* [What you need to do]:
Answer these questions from the article on the disputed Russian Basketball Federation election.
1. How many votes did Yulia Anikeyeva win in the Aug. 2 presidential election?
2. How many seats did RFB assign to the Urals region in the electoral body?
3. On what date was the case first set to be heard?

[[ Selected extract, beginning ]]

Incumbent RFB head Yulia Anikeyeva in hot water over disputed election.

Just four months into her new job, Russian Basketball Federation (RFB) President Yulia Anikeyeva might see her tenure at the helm of the organization cut short. Last Friday, a judge at Moscow’s Presnensky Court ruled to partially satisfy a claim by the Perm Basketball Federation, annulling the results of the Aug. 2 presidential election. Anikeyeva had claimed a landslide victory, winning 97 votes against 63 garnered by her chief rival and Perm Basketball Federation nominee Svetlana Abrosimova.

The plaintiff had claimed that numerous procedural violations had taken place in the run-up to the ballot. In particular, Perm officials complained that RFB had assigned only three seats to the Urals region in the electoral body that voted at RFB’s election conference in August. Abrosimova’s camp sought larger representation and decided to take the matter to court after 33-year-old double European champion and Olympic bronze medalist lost to Anikeyeva.

The case was first set to be heard on Oct. 8, only to be postponed several times due to various reasons.

[[ Selected extract, end ]]
[[ Raw data, beginning ]]

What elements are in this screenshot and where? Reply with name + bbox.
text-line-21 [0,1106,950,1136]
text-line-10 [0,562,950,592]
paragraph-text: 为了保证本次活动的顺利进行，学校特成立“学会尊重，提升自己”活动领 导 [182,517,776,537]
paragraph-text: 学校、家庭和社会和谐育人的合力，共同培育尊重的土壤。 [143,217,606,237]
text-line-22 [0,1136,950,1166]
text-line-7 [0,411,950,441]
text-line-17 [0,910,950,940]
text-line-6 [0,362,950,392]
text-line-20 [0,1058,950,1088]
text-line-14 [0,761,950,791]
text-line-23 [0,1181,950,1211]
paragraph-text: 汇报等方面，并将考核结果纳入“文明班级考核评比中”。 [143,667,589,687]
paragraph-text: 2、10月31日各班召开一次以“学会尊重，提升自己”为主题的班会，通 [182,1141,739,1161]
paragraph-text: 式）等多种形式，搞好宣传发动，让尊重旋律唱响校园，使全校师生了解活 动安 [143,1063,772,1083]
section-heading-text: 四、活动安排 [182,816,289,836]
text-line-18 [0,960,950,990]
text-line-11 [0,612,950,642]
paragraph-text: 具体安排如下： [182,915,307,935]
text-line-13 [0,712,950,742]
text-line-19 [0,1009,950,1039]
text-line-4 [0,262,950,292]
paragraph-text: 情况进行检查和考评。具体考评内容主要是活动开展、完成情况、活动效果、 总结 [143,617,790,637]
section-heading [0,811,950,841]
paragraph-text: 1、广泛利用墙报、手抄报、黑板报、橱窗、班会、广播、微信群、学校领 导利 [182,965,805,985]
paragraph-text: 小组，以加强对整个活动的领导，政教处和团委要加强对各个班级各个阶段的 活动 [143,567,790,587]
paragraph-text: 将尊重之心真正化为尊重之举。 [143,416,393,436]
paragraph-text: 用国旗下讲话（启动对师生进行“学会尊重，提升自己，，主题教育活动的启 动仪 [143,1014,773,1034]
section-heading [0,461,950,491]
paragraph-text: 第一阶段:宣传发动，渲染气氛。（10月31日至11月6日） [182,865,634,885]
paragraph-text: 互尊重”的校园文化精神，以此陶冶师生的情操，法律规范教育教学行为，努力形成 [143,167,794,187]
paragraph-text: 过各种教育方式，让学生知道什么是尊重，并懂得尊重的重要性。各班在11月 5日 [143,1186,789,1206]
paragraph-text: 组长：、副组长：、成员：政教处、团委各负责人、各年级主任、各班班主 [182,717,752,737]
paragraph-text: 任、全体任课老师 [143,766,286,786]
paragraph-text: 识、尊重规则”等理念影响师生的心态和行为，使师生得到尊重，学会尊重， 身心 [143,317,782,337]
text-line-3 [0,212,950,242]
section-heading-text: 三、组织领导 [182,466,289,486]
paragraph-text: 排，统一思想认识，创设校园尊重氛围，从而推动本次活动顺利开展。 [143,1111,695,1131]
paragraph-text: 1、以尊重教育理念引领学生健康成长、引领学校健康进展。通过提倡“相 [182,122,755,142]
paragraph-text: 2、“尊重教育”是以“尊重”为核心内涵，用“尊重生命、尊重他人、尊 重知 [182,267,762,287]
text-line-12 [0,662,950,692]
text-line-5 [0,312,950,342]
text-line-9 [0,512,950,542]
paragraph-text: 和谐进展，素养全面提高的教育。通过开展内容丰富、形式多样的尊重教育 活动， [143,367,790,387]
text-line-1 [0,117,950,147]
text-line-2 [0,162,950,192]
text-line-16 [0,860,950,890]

[[ Raw data, end ]]

* [Exercise answer]:
1. 97 votes
2. Three seats
3. Oct. 8